# Objective
Scan the entries and tally the lines that include the string "Developers". Reply with the figure alone.

■ ■ ■ ■

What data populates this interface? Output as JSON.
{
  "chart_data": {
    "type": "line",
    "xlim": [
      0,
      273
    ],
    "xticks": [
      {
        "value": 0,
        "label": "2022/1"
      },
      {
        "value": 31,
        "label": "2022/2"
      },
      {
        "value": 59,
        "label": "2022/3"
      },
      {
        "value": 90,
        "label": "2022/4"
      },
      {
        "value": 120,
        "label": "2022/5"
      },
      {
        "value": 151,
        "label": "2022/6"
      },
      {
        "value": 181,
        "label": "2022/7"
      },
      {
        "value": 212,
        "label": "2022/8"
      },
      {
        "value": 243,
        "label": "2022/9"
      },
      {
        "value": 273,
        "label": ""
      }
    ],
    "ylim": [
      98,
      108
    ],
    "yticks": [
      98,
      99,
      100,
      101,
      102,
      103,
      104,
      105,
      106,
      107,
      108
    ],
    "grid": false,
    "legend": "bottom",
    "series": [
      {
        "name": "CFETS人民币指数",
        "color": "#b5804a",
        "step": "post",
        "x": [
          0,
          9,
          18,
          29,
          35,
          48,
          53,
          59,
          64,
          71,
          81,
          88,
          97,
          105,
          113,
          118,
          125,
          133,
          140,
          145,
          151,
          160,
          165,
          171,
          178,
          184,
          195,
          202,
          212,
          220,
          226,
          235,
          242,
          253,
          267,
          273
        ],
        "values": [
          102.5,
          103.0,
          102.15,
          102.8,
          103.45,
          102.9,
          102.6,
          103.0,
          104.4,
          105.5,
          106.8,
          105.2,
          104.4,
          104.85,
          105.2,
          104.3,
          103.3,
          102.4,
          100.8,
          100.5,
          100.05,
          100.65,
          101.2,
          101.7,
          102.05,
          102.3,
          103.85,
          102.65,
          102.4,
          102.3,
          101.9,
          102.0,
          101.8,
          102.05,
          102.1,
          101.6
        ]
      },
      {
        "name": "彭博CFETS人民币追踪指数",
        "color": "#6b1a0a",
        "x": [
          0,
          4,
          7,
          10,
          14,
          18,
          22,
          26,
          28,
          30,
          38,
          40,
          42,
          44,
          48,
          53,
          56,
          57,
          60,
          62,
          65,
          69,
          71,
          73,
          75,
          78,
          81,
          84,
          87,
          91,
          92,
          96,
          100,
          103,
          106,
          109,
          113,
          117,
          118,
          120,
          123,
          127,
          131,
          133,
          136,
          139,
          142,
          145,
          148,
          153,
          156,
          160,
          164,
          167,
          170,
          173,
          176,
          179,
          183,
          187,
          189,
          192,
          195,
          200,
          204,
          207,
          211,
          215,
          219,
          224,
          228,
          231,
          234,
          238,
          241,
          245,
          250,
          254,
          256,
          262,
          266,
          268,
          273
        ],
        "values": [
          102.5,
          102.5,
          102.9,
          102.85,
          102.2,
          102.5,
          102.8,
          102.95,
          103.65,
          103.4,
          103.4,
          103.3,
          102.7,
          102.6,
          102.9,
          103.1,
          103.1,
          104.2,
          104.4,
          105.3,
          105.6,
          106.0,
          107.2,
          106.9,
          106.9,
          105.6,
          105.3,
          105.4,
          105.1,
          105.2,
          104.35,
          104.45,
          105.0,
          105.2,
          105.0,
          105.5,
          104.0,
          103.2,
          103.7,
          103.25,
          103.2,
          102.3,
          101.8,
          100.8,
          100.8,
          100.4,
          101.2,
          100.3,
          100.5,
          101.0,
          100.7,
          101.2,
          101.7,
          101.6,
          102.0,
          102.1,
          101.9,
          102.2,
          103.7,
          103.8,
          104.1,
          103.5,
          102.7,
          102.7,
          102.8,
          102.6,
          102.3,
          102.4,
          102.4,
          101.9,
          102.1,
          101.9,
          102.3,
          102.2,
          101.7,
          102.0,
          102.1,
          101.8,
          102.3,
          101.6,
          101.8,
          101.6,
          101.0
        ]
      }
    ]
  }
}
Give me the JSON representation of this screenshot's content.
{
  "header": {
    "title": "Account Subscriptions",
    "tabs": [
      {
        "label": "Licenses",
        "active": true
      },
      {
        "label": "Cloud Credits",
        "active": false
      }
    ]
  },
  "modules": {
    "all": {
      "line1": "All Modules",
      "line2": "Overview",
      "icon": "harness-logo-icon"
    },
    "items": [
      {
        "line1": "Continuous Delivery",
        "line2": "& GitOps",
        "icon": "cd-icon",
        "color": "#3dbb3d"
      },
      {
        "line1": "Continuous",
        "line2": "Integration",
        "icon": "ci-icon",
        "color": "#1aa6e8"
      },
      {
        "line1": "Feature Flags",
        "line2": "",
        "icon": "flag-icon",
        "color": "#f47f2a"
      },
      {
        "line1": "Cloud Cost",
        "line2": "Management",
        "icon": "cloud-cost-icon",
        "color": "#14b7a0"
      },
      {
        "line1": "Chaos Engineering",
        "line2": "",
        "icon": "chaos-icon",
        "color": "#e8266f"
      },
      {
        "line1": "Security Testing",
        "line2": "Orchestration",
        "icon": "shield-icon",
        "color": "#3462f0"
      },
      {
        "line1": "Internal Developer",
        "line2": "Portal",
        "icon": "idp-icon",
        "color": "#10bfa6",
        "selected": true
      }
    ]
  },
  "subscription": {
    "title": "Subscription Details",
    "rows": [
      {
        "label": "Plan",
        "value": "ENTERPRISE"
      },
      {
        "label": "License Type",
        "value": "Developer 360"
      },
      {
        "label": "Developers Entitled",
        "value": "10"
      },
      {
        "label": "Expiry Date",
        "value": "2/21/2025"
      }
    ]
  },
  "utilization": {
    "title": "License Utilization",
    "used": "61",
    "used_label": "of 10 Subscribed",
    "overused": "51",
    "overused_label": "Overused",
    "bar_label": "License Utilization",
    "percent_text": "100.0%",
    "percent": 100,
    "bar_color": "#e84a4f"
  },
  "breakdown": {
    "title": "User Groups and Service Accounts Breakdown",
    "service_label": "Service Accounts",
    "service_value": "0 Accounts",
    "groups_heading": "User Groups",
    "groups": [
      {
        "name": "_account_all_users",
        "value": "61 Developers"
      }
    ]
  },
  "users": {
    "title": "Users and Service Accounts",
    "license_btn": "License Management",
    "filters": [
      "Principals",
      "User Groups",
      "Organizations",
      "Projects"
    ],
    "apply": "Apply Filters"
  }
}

■ ■ ■ ■

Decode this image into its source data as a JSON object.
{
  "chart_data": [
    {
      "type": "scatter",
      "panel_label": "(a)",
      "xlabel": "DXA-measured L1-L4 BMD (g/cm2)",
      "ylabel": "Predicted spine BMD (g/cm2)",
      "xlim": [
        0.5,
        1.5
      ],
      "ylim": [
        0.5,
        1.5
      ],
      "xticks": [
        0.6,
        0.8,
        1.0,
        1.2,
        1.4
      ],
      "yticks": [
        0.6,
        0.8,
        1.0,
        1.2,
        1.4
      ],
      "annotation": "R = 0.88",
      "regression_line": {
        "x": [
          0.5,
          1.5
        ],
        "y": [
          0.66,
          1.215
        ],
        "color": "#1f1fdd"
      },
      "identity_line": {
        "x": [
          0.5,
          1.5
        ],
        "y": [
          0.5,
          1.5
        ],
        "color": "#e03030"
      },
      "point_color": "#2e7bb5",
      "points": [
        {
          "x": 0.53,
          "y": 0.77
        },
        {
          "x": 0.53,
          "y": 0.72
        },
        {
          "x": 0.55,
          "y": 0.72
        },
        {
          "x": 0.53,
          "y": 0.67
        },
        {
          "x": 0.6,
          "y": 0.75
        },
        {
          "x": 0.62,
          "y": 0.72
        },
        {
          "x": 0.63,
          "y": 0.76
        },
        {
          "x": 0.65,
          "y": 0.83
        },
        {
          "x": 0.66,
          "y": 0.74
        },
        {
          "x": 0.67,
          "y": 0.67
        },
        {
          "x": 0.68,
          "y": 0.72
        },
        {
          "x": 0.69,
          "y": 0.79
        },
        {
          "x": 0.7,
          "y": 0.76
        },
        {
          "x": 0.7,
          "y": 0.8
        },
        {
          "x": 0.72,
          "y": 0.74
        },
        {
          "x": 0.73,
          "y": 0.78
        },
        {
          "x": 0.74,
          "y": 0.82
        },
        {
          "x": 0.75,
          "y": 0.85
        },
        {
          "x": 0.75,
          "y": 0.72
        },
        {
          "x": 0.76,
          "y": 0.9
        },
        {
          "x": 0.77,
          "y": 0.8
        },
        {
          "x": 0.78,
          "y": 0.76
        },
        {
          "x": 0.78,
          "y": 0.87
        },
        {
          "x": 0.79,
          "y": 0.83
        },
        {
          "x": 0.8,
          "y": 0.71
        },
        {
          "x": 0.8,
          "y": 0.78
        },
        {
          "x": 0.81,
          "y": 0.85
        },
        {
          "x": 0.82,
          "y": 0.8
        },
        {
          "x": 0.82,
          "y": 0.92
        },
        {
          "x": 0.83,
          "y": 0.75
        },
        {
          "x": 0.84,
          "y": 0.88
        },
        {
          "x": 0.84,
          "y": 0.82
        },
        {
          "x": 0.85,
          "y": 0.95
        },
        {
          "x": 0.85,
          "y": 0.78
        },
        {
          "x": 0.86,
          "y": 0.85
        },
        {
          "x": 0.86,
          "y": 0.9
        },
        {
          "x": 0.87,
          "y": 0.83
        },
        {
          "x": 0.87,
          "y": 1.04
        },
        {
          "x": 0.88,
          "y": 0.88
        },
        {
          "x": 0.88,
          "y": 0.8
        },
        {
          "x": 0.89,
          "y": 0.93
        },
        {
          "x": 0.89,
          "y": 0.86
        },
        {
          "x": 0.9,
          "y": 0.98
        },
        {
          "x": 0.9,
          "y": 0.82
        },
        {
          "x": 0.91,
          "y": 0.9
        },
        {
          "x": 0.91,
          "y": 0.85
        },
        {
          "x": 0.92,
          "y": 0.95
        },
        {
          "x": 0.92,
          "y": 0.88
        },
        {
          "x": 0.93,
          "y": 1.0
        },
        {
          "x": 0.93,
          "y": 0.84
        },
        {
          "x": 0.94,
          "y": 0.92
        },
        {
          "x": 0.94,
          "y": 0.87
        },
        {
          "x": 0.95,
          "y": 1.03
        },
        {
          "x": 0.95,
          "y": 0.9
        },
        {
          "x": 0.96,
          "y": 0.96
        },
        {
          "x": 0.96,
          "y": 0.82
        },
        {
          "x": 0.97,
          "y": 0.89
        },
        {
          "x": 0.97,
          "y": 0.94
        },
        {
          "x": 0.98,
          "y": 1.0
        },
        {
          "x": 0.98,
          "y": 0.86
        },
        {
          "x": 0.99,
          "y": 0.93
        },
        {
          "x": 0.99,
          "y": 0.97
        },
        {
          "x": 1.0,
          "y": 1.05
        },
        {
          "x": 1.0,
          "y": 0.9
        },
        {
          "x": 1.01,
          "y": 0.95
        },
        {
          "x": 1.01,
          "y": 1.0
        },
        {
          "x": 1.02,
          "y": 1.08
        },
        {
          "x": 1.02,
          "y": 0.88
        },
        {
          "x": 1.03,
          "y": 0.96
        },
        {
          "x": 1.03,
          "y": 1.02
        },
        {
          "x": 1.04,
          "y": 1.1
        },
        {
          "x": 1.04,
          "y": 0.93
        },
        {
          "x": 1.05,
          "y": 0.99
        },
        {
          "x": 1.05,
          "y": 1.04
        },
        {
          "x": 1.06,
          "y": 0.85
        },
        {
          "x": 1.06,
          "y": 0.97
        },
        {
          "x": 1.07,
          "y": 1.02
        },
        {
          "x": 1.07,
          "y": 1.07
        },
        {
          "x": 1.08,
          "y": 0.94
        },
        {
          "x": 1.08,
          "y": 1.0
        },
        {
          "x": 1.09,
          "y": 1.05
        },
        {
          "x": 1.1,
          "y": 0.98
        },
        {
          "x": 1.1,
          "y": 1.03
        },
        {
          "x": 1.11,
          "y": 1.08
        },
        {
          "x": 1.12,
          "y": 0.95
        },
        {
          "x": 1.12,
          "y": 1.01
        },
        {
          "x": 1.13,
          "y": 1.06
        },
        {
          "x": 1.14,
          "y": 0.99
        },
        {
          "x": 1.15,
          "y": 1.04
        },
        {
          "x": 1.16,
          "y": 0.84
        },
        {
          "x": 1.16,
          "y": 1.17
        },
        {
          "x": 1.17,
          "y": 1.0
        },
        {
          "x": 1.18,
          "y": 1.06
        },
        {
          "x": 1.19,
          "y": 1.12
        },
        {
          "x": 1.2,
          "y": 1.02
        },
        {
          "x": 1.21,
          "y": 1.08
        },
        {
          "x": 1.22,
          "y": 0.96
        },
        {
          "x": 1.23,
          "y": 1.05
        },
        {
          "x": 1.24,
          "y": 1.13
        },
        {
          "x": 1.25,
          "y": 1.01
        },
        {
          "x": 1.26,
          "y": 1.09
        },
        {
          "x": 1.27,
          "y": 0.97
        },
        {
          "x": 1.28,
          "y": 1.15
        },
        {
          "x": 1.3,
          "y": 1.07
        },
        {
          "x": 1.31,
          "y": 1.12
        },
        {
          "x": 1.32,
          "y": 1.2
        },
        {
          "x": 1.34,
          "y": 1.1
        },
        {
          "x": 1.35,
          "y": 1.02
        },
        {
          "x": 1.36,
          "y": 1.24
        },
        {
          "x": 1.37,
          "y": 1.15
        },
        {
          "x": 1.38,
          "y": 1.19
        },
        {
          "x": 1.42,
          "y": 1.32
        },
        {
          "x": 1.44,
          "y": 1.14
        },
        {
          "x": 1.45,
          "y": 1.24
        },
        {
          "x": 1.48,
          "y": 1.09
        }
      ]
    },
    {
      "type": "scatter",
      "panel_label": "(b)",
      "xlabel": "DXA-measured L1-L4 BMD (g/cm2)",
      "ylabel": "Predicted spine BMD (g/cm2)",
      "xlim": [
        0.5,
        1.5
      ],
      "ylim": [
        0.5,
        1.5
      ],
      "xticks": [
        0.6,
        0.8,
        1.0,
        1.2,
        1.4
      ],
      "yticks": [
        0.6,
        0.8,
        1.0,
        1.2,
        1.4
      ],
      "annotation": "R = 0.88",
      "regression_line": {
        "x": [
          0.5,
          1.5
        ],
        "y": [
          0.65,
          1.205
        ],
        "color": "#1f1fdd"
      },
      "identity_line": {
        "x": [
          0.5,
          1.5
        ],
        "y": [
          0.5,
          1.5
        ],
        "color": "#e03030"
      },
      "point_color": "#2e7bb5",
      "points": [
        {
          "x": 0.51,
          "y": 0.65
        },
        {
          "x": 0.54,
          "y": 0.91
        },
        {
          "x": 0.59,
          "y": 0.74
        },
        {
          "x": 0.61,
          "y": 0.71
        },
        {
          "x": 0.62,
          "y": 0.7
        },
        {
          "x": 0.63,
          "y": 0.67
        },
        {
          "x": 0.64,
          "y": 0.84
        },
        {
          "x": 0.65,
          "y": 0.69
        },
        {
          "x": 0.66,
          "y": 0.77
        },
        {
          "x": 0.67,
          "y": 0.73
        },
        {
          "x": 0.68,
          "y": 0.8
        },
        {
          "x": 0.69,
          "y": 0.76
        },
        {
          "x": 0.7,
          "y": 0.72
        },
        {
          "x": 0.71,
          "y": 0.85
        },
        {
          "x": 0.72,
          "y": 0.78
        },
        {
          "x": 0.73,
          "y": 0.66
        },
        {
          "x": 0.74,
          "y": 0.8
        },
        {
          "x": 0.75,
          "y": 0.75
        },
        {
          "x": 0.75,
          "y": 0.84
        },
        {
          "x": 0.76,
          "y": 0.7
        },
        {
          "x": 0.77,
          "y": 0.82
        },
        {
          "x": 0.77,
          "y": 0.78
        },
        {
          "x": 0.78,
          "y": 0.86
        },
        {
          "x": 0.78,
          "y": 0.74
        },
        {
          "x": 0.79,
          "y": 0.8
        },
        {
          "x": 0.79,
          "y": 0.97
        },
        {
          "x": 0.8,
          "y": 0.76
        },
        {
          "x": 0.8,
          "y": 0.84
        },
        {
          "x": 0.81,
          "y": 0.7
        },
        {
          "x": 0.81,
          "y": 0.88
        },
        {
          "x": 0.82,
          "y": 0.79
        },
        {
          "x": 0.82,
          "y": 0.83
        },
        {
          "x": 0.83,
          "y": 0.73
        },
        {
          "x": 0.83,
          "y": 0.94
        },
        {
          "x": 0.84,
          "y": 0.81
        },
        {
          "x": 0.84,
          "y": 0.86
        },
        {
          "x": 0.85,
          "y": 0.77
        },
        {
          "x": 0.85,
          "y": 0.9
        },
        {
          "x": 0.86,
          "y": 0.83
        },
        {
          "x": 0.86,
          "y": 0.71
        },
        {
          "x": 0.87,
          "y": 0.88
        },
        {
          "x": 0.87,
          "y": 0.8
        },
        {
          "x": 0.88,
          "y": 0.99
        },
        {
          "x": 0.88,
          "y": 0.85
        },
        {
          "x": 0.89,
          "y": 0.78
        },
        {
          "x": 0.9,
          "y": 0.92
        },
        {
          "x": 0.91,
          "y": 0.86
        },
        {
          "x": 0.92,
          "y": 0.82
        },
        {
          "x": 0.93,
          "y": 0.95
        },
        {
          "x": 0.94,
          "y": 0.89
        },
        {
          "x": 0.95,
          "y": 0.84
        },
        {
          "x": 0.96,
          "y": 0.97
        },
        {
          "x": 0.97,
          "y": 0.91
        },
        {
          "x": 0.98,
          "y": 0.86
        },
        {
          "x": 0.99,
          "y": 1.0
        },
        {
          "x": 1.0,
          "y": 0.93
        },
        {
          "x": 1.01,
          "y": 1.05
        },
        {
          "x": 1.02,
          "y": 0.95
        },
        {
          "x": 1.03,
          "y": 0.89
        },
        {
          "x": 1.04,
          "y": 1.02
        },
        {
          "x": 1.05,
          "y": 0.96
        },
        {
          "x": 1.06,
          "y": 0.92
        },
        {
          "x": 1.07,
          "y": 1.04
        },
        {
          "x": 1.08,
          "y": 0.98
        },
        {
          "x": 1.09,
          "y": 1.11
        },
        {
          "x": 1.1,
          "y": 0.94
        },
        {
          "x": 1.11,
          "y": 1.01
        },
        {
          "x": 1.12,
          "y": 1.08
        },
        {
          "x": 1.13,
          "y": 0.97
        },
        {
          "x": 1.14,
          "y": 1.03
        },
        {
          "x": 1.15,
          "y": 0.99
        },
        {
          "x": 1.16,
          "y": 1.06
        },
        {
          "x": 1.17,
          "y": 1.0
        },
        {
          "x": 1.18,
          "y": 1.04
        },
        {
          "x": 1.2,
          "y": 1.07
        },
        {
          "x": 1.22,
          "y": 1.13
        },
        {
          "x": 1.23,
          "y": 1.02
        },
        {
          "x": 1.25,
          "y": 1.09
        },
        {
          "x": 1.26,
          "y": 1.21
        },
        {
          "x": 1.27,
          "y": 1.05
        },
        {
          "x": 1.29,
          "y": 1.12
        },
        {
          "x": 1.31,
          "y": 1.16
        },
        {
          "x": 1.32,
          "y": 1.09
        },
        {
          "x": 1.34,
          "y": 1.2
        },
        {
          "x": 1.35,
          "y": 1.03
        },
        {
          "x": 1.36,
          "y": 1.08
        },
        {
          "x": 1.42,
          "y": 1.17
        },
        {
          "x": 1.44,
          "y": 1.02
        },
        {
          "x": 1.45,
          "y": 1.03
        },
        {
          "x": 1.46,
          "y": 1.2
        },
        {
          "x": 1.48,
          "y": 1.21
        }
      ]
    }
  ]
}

■ ■ ■ ■

# Task answer
2